======== Listed entries ========
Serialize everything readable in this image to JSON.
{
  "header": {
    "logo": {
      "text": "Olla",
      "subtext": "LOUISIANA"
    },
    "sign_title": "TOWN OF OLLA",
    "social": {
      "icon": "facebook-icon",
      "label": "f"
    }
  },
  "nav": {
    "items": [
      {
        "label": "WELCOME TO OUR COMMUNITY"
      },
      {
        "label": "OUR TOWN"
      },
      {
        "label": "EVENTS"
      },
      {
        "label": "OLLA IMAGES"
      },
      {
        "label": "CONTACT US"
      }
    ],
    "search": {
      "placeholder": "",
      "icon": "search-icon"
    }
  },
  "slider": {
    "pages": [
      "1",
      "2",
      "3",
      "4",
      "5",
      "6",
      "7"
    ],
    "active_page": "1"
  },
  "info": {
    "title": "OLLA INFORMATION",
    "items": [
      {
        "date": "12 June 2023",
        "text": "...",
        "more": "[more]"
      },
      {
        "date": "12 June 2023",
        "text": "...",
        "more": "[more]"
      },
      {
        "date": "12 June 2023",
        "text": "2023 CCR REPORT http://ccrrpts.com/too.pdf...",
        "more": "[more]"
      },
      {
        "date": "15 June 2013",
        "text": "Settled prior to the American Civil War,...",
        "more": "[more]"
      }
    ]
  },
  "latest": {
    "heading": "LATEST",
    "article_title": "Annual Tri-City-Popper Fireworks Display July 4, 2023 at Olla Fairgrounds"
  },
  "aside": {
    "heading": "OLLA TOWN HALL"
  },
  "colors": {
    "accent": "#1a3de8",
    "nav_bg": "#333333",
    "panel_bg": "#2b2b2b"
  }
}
========
## Prompt:
In this exercise, repeat all entries exactly.

## The answer:
Serialize everything readable in this image to JSON.
{
  "header": {
    "logo": {
      "text": "Olla",
      "subtext": "LOUISIANA"
    },
    "sign_title": "TOWN OF OLLA",
    "social": {
      "icon": "facebook-icon",
      "label": "f"
    }
  },
  "nav": {
    "items": [
      {
        "label": "WELCOME TO OUR COMMUNITY"
      },
      {
        "label": "OUR TOWN"
      },
      {
        "label": "EVENTS"
      },
      {
        "label": "OLLA IMAGES"
      },
      {
        "label": "CONTACT US"
      }
    ],
    "search": {
      "placeholder": "",
      "icon": "search-icon"
    }
  },
  "slider": {
    "pages": [
      "1",
      "2",
      "3",
      "4",
      "5",
      "6",
      "7"
    ],
    "active_page": "1"
  },
  "info": {
    "title": "OLLA INFORMATION",
    "items": [
      {
        "date": "12 June 2023",
        "text": "...",
        "more": "[more]"
      },
      {
        "date": "12 June 2023",
        "text": "...",
        "more": "[more]"
      },
      {
        "date": "12 June 2023",
        "text": "2023 CCR REPORT http://ccrrpts.com/too.pdf...",
        "more": "[more]"
      },
      {
        "date": "15 June 2013",
        "text": "Settled prior to the American Civil War,...",
        "more": "[more]"
      }
    ]
  },
  "latest": {
    "heading": "LATEST",
    "article_title": "Annual Tri-City-Popper Fireworks Display July 4, 2023 at Olla Fairgrounds"
  },
  "aside": {
    "heading": "OLLA TOWN HALL"
  },
  "colors": {
    "accent": "#1a3de8",
    "nav_bg": "#333333",
    "panel_bg": "#2b2b2b"
  }
}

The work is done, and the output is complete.